[start]

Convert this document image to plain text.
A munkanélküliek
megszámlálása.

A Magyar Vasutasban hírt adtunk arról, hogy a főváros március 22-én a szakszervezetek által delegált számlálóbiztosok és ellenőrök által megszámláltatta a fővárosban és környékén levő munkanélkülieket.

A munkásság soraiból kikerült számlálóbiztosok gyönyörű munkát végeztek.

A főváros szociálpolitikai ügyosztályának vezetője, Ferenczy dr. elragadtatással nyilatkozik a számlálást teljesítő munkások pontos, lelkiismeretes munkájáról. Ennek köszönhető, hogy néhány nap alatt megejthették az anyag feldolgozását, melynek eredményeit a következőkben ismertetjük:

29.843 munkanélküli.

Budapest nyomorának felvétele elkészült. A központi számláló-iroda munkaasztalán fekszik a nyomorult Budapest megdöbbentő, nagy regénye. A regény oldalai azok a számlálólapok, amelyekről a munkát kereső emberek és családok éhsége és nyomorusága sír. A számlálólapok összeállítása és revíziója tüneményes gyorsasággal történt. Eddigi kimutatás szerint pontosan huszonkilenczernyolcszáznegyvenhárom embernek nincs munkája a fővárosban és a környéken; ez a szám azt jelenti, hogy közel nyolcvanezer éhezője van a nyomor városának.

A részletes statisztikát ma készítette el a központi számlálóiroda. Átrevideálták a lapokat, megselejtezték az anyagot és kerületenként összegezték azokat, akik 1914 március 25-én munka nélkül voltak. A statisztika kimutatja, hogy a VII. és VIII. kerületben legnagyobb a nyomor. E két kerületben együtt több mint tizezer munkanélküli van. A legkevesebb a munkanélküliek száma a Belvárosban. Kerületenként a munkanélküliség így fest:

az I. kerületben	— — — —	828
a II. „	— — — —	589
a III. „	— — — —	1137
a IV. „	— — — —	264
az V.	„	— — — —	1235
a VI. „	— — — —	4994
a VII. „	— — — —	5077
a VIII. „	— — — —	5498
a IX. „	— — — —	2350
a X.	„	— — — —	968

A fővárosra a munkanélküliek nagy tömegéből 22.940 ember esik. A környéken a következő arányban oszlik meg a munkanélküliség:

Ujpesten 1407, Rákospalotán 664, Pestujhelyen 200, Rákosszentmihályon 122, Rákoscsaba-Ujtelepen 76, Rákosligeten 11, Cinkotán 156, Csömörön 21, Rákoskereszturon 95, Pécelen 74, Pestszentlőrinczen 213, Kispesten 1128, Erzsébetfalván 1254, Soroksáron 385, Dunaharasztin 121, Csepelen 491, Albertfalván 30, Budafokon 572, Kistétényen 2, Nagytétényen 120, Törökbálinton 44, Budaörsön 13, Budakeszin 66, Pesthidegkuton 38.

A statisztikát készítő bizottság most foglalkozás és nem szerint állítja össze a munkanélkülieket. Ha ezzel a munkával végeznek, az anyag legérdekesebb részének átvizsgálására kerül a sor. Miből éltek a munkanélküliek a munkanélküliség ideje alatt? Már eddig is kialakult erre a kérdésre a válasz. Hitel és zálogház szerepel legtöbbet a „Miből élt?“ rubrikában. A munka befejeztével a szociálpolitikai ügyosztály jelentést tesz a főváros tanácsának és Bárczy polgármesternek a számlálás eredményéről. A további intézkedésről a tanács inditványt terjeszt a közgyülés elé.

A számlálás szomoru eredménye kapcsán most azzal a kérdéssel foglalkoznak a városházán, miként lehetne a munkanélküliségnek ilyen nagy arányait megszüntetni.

[end]

What the task asks — Return each line of the data exactly as written above.

Solution —
Convert this document image to plain text.
A munkanélküliek
megszámlálása.

A Magyar Vasutasban hírt adtunk arról, hogy a főváros március 22-én a szakszervezetek által delegált számlálóbiztosok és ellenőrök által megszámláltatta a fővárosban és környékén levő munkanélkülieket.

A munkásság soraiból kikerült számlálóbiztosok gyönyörű munkát végeztek.

A főváros szociálpolitikai ügyosztályának vezetője, Ferenczy dr. elragadtatással nyilatkozik a számlálást teljesítő munkások pontos, lelkiismeretes munkájáról. Ennek köszönhető, hogy néhány nap alatt megejthették az anyag feldolgozását, melynek eredményeit a következőkben ismertetjük:

29.843 munkanélküli.

Budapest nyomorának felvétele elkészült. A központi számláló-iroda munkaasztalán fekszik a nyomorult Budapest megdöbbentő, nagy regénye. A regény oldalai azok a számlálólapok, amelyekről a munkát kereső emberek és családok éhsége és nyomorusága sír. A számlálólapok összeállítása és revíziója tüneményes gyorsasággal történt. Eddigi kimutatás szerint pontosan huszonkilenczernyolcszáznegyvenhárom embernek nincs munkája a fővárosban és a környéken; ez a szám azt jelenti, hogy közel nyolcvanezer éhezője van a nyomor városának.

A részletes statisztikát ma készítette el a központi számlálóiroda. Átrevideálták a lapokat, megselejtezték az anyagot és kerületenként összegezték azokat, akik 1914 március 25-én munka nélkül voltak. A statisztika kimutatja, hogy a VII. és VIII. kerületben legnagyobb a nyomor. E két kerületben együtt több mint tizezer munkanélküli van. A legkevesebb a munkanélküliek száma a Belvárosban. Kerületenként a munkanélküliség így fest:

az I. kerületben	— — — —	828
a II. „	— — — —	589
a III. „	— — — —	1137
a IV. „	— — — —	264
az V.	„	— — — —	1235
a VI. „	— — — —	4994
a VII. „	— — — —	5077
a VIII. „	— — — —	5498
a IX. „	— — — —	2350
a X.	„	— — — —	968

A fővárosra a munkanélküliek nagy tömegéből 22.940 ember esik. A környéken a következő arányban oszlik meg a munkanélküliség:

Ujpesten 1407, Rákospalotán 664, Pestujhelyen 200, Rákosszentmihályon 122, Rákoscsaba-Ujtelepen 76, Rákosligeten 11, Cinkotán 156, Csömörön 21, Rákoskereszturon 95, Pécelen 74, Pestszentlőrinczen 213, Kispesten 1128, Erzsébetfalván 1254, Soroksáron 385, Dunaharasztin 121, Csepelen 491, Albertfalván 30, Budafokon 572, Kistétényen 2, Nagytétényen 120, Törökbálinton 44, Budaörsön 13, Budakeszin 66, Pesthidegkuton 38.

A statisztikát készítő bizottság most foglalkozás és nem szerint állítja össze a munkanélkülieket. Ha ezzel a munkával végeznek, az anyag legérdekesebb részének átvizsgálására kerül a sor. Miből éltek a munkanélküliek a munkanélküliség ideje alatt? Már eddig is kialakult erre a kérdésre a válasz. Hitel és zálogház szerepel legtöbbet a „Miből élt?“ rubrikában. A munka befejeztével a szociálpolitikai ügyosztály jelentést tesz a főváros tanácsának és Bárczy polgármesternek a számlálás eredményéről. A további intézkedésről a tanács inditványt terjeszt a közgyülés elé.

A számlálás szomoru eredménye kapcsán most azzal a kérdéssel foglalkoznak a városházán, miként lehetne a munkanélküliségnek ilyen nagy arányait megszüntetni.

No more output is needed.